=== PROBLEM STATEMENT ===
Extend the passage on the Allied plan to take Cherbourg, picking up after its final sentence.

=== TEXT SECTION ===
* * *
When they drew up their plans for the invasion of France, the Allied staff considered that it would be necessary to secure a deep-water port to allow reinforcements to be brought directly from the United States. (Without such a port, equipment packed for transit would first have to be unloaded at a port in Great Britain, unpacked, waterproofed and then reloaded onto landing craft to be transferred to shallow-water facilities in France). Cherbourg, at the end of the Cotentin Peninsula, was the largest port accessible from the landings.

The Allied planners decided at first not to land directly on the Cotentin Peninsula, since this sector would be separated from the main Allied landings by the Douve river valley, which had been flooded by the Germans to deter airborne landings. On being appointed overall land commander for the invasion in January 1944, British Army General Bernard Montgomery reinstated the landing on the Cotentin peninsula, partly to widen the front and therefore prevent the invaders becoming sealed into a narrow lodgement, but also to enable a rapid capture of Cherbourg.
* * *
=== DATA RECORDS ===

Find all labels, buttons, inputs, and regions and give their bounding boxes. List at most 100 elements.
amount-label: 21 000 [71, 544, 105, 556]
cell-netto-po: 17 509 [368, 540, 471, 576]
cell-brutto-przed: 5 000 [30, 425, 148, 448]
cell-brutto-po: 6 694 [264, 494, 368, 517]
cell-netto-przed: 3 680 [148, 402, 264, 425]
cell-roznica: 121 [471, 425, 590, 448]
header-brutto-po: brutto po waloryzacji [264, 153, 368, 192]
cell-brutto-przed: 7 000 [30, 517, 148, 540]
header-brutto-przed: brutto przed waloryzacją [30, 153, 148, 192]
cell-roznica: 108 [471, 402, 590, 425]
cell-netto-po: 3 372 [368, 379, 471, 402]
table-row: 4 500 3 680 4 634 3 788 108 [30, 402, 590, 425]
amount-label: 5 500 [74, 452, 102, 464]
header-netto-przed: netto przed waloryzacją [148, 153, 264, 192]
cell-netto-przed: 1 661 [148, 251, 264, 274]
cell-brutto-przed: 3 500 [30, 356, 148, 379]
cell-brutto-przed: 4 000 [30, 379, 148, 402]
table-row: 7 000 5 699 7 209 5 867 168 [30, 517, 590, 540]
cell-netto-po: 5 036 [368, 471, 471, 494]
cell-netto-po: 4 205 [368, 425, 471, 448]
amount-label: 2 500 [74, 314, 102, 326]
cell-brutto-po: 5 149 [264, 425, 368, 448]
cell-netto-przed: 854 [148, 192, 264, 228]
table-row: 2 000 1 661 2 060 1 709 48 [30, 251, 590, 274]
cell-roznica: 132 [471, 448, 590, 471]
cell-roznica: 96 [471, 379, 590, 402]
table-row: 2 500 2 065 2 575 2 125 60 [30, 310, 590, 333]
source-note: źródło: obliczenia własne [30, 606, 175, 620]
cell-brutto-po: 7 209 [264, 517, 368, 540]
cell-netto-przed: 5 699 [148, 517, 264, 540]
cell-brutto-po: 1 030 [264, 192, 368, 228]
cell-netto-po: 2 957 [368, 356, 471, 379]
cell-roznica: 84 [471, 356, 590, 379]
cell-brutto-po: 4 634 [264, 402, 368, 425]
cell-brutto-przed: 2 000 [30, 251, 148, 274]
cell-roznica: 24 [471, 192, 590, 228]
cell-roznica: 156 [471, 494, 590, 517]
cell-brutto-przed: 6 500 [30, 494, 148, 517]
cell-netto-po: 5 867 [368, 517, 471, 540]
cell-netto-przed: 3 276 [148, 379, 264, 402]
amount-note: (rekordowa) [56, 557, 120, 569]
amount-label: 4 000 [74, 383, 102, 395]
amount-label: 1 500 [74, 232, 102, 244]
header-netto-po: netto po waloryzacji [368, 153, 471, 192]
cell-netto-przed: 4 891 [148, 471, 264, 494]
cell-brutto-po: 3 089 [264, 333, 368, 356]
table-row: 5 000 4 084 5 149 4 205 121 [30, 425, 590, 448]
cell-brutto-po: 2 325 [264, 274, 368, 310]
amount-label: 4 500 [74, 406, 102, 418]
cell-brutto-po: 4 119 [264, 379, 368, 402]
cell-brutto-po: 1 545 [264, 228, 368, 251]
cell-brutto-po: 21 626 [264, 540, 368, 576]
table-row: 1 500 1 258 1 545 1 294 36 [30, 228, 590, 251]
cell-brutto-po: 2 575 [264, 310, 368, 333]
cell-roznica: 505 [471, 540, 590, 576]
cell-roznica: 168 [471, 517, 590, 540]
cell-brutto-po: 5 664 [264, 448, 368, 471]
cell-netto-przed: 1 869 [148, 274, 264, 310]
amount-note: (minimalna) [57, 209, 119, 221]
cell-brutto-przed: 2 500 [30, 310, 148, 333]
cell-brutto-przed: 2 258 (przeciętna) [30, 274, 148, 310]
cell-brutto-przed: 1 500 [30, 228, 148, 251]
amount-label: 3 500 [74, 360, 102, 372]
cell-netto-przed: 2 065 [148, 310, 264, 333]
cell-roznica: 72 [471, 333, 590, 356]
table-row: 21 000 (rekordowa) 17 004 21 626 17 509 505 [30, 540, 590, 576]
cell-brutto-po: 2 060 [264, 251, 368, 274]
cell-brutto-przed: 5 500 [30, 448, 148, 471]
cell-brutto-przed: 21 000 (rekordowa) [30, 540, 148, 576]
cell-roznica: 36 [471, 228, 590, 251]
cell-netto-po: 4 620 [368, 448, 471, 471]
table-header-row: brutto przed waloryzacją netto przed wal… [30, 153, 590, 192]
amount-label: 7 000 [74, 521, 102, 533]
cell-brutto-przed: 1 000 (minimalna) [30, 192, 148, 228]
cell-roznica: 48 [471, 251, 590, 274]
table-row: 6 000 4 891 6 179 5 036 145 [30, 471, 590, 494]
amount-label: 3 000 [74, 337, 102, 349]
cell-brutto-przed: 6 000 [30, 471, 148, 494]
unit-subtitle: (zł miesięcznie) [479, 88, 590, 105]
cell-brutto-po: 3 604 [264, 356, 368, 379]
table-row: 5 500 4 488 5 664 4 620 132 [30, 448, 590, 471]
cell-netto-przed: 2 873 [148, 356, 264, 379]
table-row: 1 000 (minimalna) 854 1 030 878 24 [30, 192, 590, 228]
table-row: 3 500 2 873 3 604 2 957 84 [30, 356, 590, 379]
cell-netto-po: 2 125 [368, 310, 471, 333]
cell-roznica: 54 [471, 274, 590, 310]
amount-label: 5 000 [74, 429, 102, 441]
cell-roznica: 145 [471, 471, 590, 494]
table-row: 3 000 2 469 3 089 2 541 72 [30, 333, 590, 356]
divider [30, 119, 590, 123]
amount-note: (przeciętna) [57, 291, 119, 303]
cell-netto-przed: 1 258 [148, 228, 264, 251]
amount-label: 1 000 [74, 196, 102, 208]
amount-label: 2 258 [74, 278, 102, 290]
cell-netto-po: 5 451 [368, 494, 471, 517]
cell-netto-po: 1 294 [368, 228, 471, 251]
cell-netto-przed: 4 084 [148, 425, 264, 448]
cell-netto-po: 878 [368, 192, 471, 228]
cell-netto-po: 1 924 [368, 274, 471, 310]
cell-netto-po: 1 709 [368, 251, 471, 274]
* * *
=== WRITTEN ANSWER ===
==Landings==
In the early hours of 6 June paratroopers (the US 82nd and 101st Airborne Divisions) landed at the base of the Cotentin Peninsula. Although the landings were scattered, they nevertheless secured most of the routes by which the US VII Corps would advance from Utah Beach. The US 4th Infantry Division landed on Utah Beach shortly after dawn with few casualties.

In the immediate aftermath of the landings the priority for the invasion forces at Utah Beach was to link up with the main Allied landings further east. On 9 June, the 101st Airborne Division managed to cross the Douve river valley. The next day, following vicious house-to-house fighting during the Battle of Carentan, the airborne troops were able to take the town, ensuring the Allies a continuous front. The front was maintained despite a German counterattack reinforced by armored units on the 13th, known as the Battle of Bloody Gulch.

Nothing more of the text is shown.